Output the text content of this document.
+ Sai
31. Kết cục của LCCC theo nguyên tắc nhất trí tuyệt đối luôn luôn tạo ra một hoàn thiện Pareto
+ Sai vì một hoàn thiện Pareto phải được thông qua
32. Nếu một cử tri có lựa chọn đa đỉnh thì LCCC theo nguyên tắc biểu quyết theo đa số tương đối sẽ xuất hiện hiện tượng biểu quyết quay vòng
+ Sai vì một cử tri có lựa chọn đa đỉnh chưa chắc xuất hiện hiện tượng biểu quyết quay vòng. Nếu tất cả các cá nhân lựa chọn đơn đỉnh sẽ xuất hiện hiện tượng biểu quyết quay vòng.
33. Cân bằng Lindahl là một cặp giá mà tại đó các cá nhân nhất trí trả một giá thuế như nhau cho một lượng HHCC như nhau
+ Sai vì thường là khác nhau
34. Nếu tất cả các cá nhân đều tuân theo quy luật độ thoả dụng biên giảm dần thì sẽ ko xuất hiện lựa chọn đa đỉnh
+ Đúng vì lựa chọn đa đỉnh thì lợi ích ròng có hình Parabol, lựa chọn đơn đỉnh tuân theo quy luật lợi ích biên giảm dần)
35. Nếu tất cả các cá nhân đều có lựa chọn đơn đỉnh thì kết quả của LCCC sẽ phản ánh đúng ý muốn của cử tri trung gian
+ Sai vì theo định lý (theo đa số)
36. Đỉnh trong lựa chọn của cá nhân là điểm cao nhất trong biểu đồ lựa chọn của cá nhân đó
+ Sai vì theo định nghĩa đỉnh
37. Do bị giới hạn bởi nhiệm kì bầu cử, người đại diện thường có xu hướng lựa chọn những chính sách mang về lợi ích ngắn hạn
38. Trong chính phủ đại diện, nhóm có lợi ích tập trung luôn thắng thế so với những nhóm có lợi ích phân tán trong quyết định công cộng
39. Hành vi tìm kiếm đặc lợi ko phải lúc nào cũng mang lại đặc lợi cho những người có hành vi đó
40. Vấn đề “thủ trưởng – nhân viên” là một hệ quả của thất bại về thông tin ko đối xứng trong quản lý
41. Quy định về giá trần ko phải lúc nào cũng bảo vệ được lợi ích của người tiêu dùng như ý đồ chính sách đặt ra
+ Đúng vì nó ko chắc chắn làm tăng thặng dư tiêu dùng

# # #

Repeat the data exactly. Leave nothing out.

Output the text content of this document.
+ Sai
31. Kết cục của LCCC theo nguyên tắc nhất trí tuyệt đối luôn luôn tạo ra một hoàn thiện Pareto
+ Sai vì một hoàn thiện Pareto phải được thông qua
32. Nếu một cử tri có lựa chọn đa đỉnh thì LCCC theo nguyên tắc biểu quyết theo đa số tương đối sẽ xuất hiện hiện tượng biểu quyết quay vòng
+ Sai vì một cử tri có lựa chọn đa đỉnh chưa chắc xuất hiện hiện tượng biểu quyết quay vòng. Nếu tất cả các cá nhân lựa chọn đơn đỉnh sẽ xuất hiện hiện tượng biểu quyết quay vòng.
33. Cân bằng Lindahl là một cặp giá mà tại đó các cá nhân nhất trí trả một giá thuế như nhau cho một lượng HHCC như nhau
+ Sai vì thường là khác nhau
34. Nếu tất cả các cá nhân đều tuân theo quy luật độ thoả dụng biên giảm dần thì sẽ ko xuất hiện lựa chọn đa đỉnh
+ Đúng vì lựa chọn đa đỉnh thì lợi ích ròng có hình Parabol, lựa chọn đơn đỉnh tuân theo quy luật lợi ích biên giảm dần)
35. Nếu tất cả các cá nhân đều có lựa chọn đơn đỉnh thì kết quả của LCCC sẽ phản ánh đúng ý muốn của cử tri trung gian
+ Sai vì theo định lý (theo đa số)
36. Đỉnh trong lựa chọn của cá nhân là điểm cao nhất trong biểu đồ lựa chọn của cá nhân đó
+ Sai vì theo định nghĩa đỉnh
37. Do bị giới hạn bởi nhiệm kì bầu cử, người đại diện thường có xu hướng lựa chọn những chính sách mang về lợi ích ngắn hạn
38. Trong chính phủ đại diện, nhóm có lợi ích tập trung luôn thắng thế so với những nhóm có lợi ích phân tán trong quyết định công cộng
39. Hành vi tìm kiếm đặc lợi ko phải lúc nào cũng mang lại đặc lợi cho những người có hành vi đó
40. Vấn đề “thủ trưởng – nhân viên” là một hệ quả của thất bại về thông tin ko đối xứng trong quản lý
41. Quy định về giá trần ko phải lúc nào cũng bảo vệ được lợi ích của người tiêu dùng như ý đồ chính sách đặt ra
+ Đúng vì nó ko chắc chắn làm tăng thặng dư tiêu dùng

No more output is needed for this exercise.